DO THIS -
Give every entry again, word for word.

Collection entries

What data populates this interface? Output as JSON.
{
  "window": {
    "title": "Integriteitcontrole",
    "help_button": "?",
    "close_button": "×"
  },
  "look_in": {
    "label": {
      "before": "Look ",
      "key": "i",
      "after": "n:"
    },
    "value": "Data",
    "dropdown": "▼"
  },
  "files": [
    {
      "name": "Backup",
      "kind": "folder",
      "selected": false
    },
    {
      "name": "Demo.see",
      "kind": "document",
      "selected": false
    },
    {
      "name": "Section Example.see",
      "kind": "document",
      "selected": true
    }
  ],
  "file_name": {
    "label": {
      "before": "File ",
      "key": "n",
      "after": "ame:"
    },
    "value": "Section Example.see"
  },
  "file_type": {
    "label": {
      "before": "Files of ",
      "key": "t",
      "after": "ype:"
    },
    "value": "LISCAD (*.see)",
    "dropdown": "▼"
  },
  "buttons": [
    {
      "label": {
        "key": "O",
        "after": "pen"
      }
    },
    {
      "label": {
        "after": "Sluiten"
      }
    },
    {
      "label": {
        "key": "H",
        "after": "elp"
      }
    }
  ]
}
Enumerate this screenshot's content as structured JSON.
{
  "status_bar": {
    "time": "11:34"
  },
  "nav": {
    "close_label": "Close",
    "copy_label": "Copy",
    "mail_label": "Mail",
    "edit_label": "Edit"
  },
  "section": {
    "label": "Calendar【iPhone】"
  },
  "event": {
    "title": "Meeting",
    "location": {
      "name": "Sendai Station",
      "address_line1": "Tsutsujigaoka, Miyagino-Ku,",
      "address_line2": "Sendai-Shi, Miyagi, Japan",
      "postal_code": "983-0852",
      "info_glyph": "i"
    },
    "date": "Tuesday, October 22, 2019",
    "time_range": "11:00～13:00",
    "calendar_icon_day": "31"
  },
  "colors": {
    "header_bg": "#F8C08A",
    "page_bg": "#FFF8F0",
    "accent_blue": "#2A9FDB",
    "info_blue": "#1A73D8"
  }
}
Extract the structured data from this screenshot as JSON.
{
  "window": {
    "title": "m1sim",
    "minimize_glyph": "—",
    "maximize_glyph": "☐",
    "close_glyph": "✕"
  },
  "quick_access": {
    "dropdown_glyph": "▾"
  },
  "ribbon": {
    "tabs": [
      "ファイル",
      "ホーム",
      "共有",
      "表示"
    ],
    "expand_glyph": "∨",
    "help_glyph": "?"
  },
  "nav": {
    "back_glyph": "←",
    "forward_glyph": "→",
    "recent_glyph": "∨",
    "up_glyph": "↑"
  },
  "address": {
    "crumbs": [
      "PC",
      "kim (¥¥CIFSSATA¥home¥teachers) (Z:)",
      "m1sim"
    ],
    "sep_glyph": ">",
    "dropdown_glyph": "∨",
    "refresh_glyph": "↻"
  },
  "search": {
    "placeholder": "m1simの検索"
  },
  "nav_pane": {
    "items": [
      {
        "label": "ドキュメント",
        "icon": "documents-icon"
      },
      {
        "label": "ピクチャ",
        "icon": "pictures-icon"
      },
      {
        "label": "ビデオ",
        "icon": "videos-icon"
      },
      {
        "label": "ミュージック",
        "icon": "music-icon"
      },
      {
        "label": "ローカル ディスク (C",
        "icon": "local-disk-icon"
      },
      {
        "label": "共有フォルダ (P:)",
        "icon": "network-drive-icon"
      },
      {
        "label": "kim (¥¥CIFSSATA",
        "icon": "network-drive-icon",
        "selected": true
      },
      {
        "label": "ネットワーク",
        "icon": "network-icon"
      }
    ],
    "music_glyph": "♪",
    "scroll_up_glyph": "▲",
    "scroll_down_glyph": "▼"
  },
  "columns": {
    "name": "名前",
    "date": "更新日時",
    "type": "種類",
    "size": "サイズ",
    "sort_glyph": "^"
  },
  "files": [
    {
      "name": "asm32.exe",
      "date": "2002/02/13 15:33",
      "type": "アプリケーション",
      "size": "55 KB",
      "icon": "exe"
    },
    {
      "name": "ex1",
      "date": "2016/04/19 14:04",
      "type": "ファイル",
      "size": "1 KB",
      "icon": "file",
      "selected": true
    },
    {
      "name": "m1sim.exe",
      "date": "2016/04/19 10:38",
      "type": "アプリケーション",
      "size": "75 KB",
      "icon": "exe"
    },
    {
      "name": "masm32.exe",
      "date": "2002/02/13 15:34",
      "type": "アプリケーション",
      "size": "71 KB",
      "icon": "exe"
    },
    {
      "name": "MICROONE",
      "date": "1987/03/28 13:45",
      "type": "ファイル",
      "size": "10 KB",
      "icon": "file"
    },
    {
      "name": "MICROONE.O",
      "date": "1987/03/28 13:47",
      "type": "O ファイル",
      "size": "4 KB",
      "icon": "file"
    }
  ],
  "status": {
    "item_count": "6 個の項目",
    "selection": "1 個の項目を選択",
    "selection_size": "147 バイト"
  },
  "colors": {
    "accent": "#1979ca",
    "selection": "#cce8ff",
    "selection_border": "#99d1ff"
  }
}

EXERCISE RESULT -
What data populates this interface? Output as JSON.
{
  "window": {
    "title": "Integriteitcontrole",
    "help_button": "?",
    "close_button": "×"
  },
  "look_in": {
    "label": {
      "before": "Look ",
      "key": "i",
      "after": "n:"
    },
    "value": "Data",
    "dropdown": "▼"
  },
  "files": [
    {
      "name": "Backup",
      "kind": "folder",
      "selected": false
    },
    {
      "name": "Demo.see",
      "kind": "document",
      "selected": false
    },
    {
      "name": "Section Example.see",
      "kind": "document",
      "selected": true
    }
  ],
  "file_name": {
    "label": {
      "before": "File ",
      "key": "n",
      "after": "ame:"
    },
    "value": "Section Example.see"
  },
  "file_type": {
    "label": {
      "before": "Files of ",
      "key": "t",
      "after": "ype:"
    },
    "value": "LISCAD (*.see)",
    "dropdown": "▼"
  },
  "buttons": [
    {
      "label": {
        "key": "O",
        "after": "pen"
      }
    },
    {
      "label": {
        "after": "Sluiten"
      }
    },
    {
      "label": {
        "key": "H",
        "after": "elp"
      }
    }
  ]
}
Enumerate this screenshot's content as structured JSON.
{
  "status_bar": {
    "time": "11:34"
  },
  "nav": {
    "close_label": "Close",
    "copy_label": "Copy",
    "mail_label": "Mail",
    "edit_label": "Edit"
  },
  "section": {
    "label": "Calendar【iPhone】"
  },
  "event": {
    "title": "Meeting",
    "location": {
      "name": "Sendai Station",
      "address_line1": "Tsutsujigaoka, Miyagino-Ku,",
      "address_line2": "Sendai-Shi, Miyagi, Japan",
      "postal_code": "983-0852",
      "info_glyph": "i"
    },
    "date": "Tuesday, October 22, 2019",
    "time_range": "11:00～13:00",
    "calendar_icon_day": "31"
  },
  "colors": {
    "header_bg": "#F8C08A",
    "page_bg": "#FFF8F0",
    "accent_blue": "#2A9FDB",
    "info_blue": "#1A73D8"
  }
}
Extract the structured data from this screenshot as JSON.
{
  "window": {
    "title": "m1sim",
    "minimize_glyph": "—",
    "maximize_glyph": "☐",
    "close_glyph": "✕"
  },
  "quick_access": {
    "dropdown_glyph": "▾"
  },
  "ribbon": {
    "tabs": [
      "ファイル",
      "ホーム",
      "共有",
      "表示"
    ],
    "expand_glyph": "∨",
    "help_glyph": "?"
  },
  "nav": {
    "back_glyph": "←",
    "forward_glyph": "→",
    "recent_glyph": "∨",
    "up_glyph": "↑"
  },
  "address": {
    "crumbs": [
      "PC",
      "kim (¥¥CIFSSATA¥home¥teachers) (Z:)",
      "m1sim"
    ],
    "sep_glyph": ">",
    "dropdown_glyph": "∨",
    "refresh_glyph": "↻"
  },
  "search": {
    "placeholder": "m1simの検索"
  },
  "nav_pane": {
    "items": [
      {
        "label": "ドキュメント",
        "icon": "documents-icon"
      },
      {
        "label": "ピクチャ",
        "icon": "pictures-icon"
      },
      {
        "label": "ビデオ",
        "icon": "videos-icon"
      },
      {
        "label": "ミュージック",
        "icon": "music-icon"
      },
      {
        "label": "ローカル ディスク (C",
        "icon": "local-disk-icon"
      },
      {
        "label": "共有フォルダ (P:)",
        "icon": "network-drive-icon"
      },
      {
        "label": "kim (¥¥CIFSSATA",
        "icon": "network-drive-icon",
        "selected": true
      },
      {
        "label": "ネットワーク",
        "icon": "network-icon"
      }
    ],
    "music_glyph": "♪",
    "scroll_up_glyph": "▲",
    "scroll_down_glyph": "▼"
  },
  "columns": {
    "name": "名前",
    "date": "更新日時",
    "type": "種類",
    "size": "サイズ",
    "sort_glyph": "^"
  },
  "files": [
    {
      "name": "asm32.exe",
      "date": "2002/02/13 15:33",
      "type": "アプリケーション",
      "size": "55 KB",
      "icon": "exe"
    },
    {
      "name": "ex1",
      "date": "2016/04/19 14:04",
      "type": "ファイル",
      "size": "1 KB",
      "icon": "file",
      "selected": true
    },
    {
      "name": "m1sim.exe",
      "date": "2016/04/19 10:38",
      "type": "アプリケーション",
      "size": "75 KB",
      "icon": "exe"
    },
    {
      "name": "masm32.exe",
      "date": "2002/02/13 15:34",
      "type": "アプリケーション",
      "size": "71 KB",
      "icon": "exe"
    },
    {
      "name": "MICROONE",
      "date": "1987/03/28 13:45",
      "type": "ファイル",
      "size": "10 KB",
      "icon": "file"
    },
    {
      "name": "MICROONE.O",
      "date": "1987/03/28 13:47",
      "type": "O ファイル",
      "size": "4 KB",
      "icon": "file"
    }
  ],
  "status": {
    "item_count": "6 個の項目",
    "selection": "1 個の項目を選択",
    "selection_size": "147 バイト"
  },
  "colors": {
    "accent": "#1979ca",
    "selection": "#cce8ff",
    "selection_border": "#99d1ff"
  }
}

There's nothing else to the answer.